## Objective
Look below. Copy each line that has "graph" in it.

··· Material for the task ···

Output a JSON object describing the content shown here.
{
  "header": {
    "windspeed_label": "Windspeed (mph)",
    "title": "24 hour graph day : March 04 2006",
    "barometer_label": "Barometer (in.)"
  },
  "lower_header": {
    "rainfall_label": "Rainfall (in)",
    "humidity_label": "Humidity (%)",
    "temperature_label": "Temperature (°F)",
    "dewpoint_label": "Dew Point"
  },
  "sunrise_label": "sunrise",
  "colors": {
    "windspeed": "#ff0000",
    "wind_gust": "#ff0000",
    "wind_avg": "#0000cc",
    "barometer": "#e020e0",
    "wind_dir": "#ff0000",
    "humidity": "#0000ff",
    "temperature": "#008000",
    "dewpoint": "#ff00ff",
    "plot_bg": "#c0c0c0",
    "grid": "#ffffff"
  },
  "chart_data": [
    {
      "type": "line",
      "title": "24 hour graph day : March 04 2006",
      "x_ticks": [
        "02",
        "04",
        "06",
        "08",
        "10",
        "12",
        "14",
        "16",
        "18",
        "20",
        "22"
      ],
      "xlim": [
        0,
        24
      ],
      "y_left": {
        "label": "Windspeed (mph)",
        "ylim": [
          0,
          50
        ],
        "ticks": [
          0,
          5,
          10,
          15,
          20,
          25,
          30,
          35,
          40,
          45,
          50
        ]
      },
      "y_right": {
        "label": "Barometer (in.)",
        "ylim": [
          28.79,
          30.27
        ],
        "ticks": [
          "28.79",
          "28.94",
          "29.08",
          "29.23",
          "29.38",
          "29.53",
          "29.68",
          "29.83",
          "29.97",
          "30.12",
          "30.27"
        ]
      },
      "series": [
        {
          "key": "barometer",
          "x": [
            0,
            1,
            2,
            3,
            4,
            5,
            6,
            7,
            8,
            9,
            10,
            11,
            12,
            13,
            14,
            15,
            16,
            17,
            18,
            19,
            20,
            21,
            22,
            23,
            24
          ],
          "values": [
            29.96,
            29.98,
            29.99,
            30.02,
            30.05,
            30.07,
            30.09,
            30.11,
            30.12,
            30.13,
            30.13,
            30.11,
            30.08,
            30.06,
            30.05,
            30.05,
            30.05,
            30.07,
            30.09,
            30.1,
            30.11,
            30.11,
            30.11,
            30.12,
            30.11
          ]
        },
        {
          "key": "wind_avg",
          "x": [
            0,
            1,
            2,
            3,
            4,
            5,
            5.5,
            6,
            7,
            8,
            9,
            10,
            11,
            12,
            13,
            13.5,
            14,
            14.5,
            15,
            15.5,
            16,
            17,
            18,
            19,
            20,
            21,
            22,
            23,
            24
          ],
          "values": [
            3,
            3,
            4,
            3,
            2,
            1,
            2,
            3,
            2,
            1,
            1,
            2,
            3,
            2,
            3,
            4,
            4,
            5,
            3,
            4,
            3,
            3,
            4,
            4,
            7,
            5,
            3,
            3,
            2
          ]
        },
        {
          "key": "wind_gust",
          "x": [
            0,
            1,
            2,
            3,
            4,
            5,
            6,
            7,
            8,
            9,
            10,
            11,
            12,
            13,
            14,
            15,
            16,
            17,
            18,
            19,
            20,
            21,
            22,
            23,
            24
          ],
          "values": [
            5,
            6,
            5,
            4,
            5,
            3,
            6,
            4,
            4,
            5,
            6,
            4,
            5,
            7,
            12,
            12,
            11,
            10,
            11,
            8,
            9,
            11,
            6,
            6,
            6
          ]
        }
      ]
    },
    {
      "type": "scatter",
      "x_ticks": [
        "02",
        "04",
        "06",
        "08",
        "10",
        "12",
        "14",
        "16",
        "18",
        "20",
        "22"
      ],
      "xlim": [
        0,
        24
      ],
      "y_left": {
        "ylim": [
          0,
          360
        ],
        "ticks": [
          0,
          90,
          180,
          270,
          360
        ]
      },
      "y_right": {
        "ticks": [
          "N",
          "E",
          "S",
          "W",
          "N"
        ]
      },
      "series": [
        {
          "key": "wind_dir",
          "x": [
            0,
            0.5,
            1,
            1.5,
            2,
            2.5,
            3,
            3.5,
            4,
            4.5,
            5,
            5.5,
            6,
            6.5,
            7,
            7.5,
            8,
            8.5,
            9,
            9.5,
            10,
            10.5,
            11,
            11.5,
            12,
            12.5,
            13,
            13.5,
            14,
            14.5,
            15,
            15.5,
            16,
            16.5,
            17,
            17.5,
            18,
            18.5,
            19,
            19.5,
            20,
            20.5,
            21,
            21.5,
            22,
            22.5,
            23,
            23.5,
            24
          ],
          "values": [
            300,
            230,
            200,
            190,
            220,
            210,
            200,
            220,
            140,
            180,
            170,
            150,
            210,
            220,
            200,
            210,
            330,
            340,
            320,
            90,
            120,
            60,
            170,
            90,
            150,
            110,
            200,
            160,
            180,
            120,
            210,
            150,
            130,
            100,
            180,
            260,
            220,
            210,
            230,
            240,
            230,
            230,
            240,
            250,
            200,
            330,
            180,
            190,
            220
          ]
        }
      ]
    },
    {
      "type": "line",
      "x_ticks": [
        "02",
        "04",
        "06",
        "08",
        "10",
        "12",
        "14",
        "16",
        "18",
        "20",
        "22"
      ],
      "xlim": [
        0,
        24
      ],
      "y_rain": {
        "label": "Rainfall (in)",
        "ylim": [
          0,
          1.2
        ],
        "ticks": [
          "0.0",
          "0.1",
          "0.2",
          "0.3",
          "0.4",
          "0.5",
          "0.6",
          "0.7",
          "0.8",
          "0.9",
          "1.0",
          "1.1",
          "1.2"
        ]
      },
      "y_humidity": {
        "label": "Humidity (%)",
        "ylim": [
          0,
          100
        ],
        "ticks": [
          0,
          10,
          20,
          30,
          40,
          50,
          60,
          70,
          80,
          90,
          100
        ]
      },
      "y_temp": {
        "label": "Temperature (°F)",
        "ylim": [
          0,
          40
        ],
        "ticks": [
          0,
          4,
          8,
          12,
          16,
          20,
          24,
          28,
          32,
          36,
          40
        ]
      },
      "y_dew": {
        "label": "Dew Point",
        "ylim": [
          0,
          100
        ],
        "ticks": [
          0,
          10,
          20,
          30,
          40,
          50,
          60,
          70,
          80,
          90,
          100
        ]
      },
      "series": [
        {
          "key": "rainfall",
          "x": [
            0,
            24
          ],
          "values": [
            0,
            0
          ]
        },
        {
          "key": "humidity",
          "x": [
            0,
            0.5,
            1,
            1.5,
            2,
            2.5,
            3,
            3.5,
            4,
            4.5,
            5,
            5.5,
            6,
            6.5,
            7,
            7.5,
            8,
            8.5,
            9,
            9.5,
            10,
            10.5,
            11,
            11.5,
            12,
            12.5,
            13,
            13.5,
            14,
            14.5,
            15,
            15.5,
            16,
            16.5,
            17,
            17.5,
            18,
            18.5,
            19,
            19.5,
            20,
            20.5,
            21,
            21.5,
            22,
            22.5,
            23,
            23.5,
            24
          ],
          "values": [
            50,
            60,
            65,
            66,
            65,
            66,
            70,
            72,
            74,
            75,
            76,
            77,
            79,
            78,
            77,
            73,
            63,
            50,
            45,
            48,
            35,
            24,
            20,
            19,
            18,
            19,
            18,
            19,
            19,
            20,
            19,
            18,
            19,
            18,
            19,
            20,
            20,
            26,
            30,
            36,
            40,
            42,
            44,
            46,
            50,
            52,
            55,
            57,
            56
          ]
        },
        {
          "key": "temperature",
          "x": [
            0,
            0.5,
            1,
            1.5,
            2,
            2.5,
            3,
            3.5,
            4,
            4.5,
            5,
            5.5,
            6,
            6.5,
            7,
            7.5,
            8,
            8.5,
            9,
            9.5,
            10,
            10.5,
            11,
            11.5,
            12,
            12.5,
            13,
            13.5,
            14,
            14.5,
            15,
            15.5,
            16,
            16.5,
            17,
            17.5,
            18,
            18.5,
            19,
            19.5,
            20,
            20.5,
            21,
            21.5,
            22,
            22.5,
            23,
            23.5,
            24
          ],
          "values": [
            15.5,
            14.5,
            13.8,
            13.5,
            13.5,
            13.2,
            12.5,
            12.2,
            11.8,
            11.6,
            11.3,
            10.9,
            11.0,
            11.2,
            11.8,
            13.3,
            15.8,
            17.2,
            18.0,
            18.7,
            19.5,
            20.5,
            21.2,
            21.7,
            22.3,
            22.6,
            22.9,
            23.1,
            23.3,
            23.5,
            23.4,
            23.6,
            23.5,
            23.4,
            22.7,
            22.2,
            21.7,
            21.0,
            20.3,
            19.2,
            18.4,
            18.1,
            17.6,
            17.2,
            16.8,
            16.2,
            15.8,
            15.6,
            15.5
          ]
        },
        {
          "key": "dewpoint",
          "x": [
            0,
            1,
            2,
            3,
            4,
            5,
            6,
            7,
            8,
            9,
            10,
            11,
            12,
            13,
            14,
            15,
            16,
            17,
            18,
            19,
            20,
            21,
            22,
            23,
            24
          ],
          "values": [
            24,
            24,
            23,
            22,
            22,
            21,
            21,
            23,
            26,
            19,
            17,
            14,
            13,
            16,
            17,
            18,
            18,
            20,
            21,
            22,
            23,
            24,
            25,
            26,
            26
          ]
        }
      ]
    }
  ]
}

···

## Solved exercise
    "title": "24 hour graph day : March 04 2006",
      "title": "24 hour graph day : March 04 2006",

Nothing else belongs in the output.